• Given exercise: Output each entry below as it stands, leaving out every picture.
## START
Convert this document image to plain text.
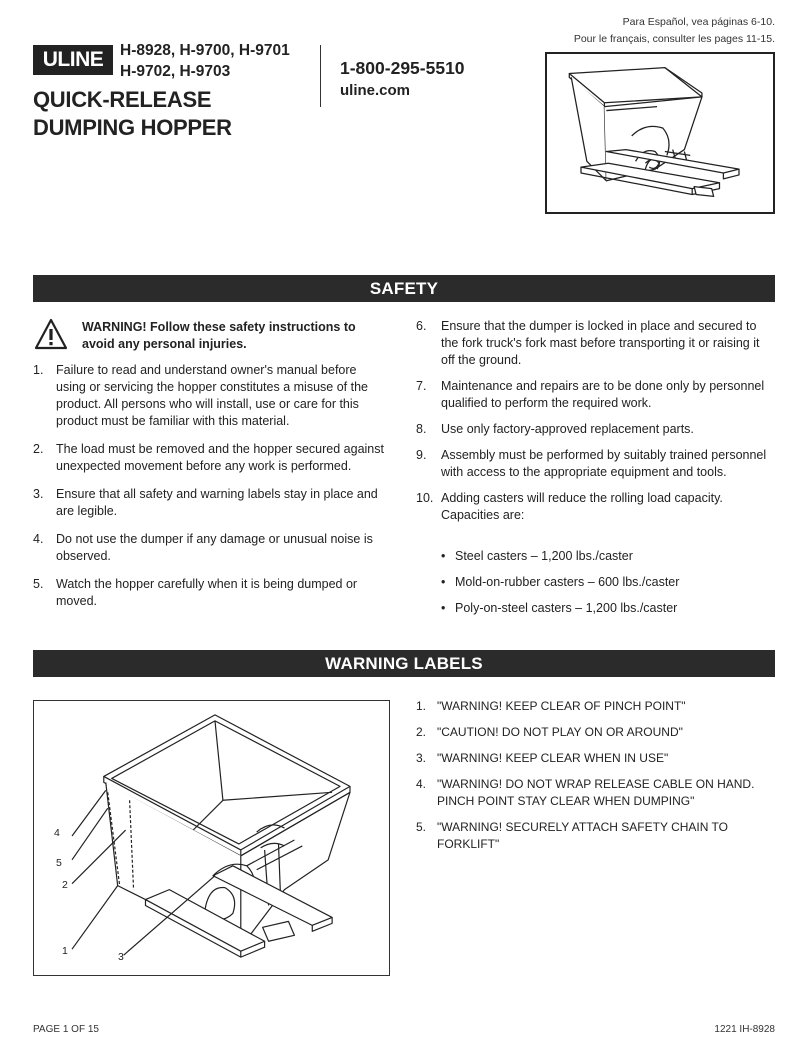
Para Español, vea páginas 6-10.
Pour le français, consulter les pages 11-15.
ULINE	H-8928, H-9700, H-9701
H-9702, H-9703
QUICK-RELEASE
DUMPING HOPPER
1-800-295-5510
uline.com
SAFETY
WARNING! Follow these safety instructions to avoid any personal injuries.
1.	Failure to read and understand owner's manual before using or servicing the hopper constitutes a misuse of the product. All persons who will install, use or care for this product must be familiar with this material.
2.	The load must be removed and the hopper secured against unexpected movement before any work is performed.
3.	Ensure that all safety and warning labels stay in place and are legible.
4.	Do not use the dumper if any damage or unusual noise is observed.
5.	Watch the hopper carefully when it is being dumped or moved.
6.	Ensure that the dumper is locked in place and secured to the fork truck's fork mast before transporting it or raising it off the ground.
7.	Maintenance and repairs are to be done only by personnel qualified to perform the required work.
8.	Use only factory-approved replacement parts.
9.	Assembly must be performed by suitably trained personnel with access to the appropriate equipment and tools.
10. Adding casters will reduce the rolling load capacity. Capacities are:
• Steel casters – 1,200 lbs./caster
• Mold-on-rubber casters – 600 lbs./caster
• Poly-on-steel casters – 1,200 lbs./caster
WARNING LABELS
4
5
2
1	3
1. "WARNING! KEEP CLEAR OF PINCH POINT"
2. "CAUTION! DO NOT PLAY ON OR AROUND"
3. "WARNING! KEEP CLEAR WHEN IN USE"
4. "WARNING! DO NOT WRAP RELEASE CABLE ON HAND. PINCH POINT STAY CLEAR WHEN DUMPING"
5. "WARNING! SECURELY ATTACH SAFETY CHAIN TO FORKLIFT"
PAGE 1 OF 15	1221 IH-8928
## END
• Solution for this exercise:
Convert this document image to plain text.
Para Español, vea páginas 6-10.
Pour le français, consulter les pages 11-15.
ULINE	H-8928, H-9700, H-9701
H-9702, H-9703
QUICK-RELEASE
DUMPING HOPPER
1-800-295-5510
uline.com
SAFETY
WARNING! Follow these safety instructions to avoid any personal injuries.
1.	Failure to read and understand owner's manual before using or servicing the hopper constitutes a misuse of the product. All persons who will install, use or care for this product must be familiar with this material.
2.	The load must be removed and the hopper secured against unexpected movement before any work is performed.
3.	Ensure that all safety and warning labels stay in place and are legible.
4.	Do not use the dumper if any damage or unusual noise is observed.
5.	Watch the hopper carefully when it is being dumped or moved.
6.	Ensure that the dumper is locked in place and secured to the fork truck's fork mast before transporting it or raising it off the ground.
7.	Maintenance and repairs are to be done only by personnel qualified to perform the required work.
8.	Use only factory-approved replacement parts.
9.	Assembly must be performed by suitably trained personnel with access to the appropriate equipment and tools.
10. Adding casters will reduce the rolling load capacity. Capacities are:
• Steel casters – 1,200 lbs./caster
• Mold-on-rubber casters – 600 lbs./caster
• Poly-on-steel casters – 1,200 lbs./caster
WARNING LABELS
4
5
2
1	3
1. "WARNING! KEEP CLEAR OF PINCH POINT"
2. "CAUTION! DO NOT PLAY ON OR AROUND"
3. "WARNING! KEEP CLEAR WHEN IN USE"
4. "WARNING! DO NOT WRAP RELEASE CABLE ON HAND. PINCH POINT STAY CLEAR WHEN DUMPING"
5. "WARNING! SECURELY ATTACH SAFETY CHAIN TO FORKLIFT"
PAGE 1 OF 15	1221 IH-8928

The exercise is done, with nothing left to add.